- DIRECTION A
Output the passage of the flashlight bulb thread that begins at the words "Great option, thanks." and stops after "play a factor.".
- DIRECTION B
Write out the next part of the flashlight bulb thread, picking up after its last line.

Great option, thanks. This will probably be my most used bulb for this host. Very practical while still putting out plenty of light. Also, since I'm going for SF and Leef quality and toughness, reliability definitely does play a factor.


----------



## cernobila (Jun 2, 2009)

*Re: Surefire/Leef Turbohead Question*



RichS said:


> I agree about the LF lamps - the HO-M6R is one of my all time favorite's now. It is nice to be able to drop it in and go, with it perfectly focused. And how do the get all that throw?? I'll probably get one of these eventually, but the bi-pin bulbs are a lot cheaper..



Not sure about the cost of bi-pin bulbs being much cheaper than the SF, LF, WE lamps. The average life of the more common WA bi-pin bulbs is about 4 to 8 hours from Luxluthor's data. The advertised life of most "lamps" is between 20 to 25 hours, so in reality, not much difference in which way you go.


----------



## RichS (Jun 2, 2009)

- Stored items
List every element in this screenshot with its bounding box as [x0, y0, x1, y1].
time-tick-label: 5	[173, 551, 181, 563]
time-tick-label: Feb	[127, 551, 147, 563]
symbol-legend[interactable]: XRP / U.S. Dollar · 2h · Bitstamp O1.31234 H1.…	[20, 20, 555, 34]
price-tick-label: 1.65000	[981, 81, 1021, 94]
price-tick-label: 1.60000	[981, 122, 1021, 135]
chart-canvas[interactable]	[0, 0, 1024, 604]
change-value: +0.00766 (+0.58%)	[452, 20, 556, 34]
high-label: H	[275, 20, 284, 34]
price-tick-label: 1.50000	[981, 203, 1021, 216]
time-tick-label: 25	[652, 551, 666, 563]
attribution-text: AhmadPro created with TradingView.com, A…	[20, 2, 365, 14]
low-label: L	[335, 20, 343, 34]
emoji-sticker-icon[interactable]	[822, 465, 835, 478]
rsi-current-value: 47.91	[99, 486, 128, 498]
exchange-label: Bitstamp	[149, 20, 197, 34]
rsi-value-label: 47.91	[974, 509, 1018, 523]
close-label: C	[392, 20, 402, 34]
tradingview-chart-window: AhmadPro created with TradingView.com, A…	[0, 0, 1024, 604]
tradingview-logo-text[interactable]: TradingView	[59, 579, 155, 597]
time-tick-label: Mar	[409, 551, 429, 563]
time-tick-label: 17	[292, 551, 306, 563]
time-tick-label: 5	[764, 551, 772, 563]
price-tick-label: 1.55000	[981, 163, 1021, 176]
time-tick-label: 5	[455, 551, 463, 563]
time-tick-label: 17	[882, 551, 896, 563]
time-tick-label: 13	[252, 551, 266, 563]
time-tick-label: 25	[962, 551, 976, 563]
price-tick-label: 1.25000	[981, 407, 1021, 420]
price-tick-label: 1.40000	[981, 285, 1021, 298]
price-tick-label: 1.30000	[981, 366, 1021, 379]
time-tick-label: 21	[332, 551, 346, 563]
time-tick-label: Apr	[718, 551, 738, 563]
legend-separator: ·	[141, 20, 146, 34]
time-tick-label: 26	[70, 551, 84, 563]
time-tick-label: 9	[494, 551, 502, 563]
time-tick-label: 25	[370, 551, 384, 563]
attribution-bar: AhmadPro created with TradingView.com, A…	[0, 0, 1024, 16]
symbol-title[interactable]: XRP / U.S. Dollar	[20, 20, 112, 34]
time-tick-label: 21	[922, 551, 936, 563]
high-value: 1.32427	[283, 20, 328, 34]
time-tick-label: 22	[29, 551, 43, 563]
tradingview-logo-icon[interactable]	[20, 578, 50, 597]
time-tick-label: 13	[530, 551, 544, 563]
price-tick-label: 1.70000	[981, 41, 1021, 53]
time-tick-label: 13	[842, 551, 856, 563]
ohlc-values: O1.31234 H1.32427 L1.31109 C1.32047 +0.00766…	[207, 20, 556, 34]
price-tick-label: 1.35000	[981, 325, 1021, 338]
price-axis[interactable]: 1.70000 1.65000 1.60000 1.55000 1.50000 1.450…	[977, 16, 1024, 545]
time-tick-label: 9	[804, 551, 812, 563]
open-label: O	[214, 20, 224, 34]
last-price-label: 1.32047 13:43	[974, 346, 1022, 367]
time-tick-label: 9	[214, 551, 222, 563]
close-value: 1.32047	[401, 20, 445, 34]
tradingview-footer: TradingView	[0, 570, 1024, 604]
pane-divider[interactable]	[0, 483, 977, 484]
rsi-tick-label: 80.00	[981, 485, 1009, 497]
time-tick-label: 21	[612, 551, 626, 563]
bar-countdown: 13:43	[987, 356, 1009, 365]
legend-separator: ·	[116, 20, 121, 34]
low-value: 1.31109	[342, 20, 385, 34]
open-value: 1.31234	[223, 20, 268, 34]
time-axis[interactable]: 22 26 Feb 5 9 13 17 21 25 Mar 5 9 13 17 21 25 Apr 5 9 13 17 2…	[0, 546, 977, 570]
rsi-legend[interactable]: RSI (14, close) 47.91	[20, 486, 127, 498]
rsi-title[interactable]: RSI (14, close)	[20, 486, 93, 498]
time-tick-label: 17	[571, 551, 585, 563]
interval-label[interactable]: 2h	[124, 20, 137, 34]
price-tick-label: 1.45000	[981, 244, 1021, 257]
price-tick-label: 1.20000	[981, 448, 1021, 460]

- RIGHT ANSWER A
Great option, thanks. This will probably be my most used bulb for this host. Very practical while still putting out plenty of light. Also, since I'm going for SF and Leef quality and toughness, reliability definitely does play a factor.

- RIGHT ANSWER B
*Re: Surefire/Leef Turbohead Question*



cernobila said:


> Not sure about the cost of bi-pin bulbs being much cheaper than the SF, LF, WE lamps. The average life of the more common WA bi-pin bulbs is about 4 to 8 hours from Luxluthor's data. The advertised life of most "lamps" is between 20 to 25 hours, so in reality, not much difference in which way you go.


Very good point. You know, just when I think I have this stuff figured out I find out I still have so much to learn...

Well I got my KT1 today!! This thing is just plain awesome! I don't have my 2x18650 Leef/SW02/FM bulb holder yet, so I thought I'd try it out on my 2x18500 Leef with the N1 that it came with.

My 18500 has an AW 3 mode switch on it, so I turned it on to low, then medium, then high...wow - look at that nice hot spot!....

Yep - took about 5 seconds to blow the bulb. I guess you can't run a 6v bulb on two 3.7v li-ions....Oh well, I didn't have big plans for the N1 anyway.. I went ahead an put in an extra MN20 I had per DM51's suggestion, and we're good again. :twothumbs

So, here's the interim build until the rest of my stuff gets here..this thing is going to be a beast!...













It's all business....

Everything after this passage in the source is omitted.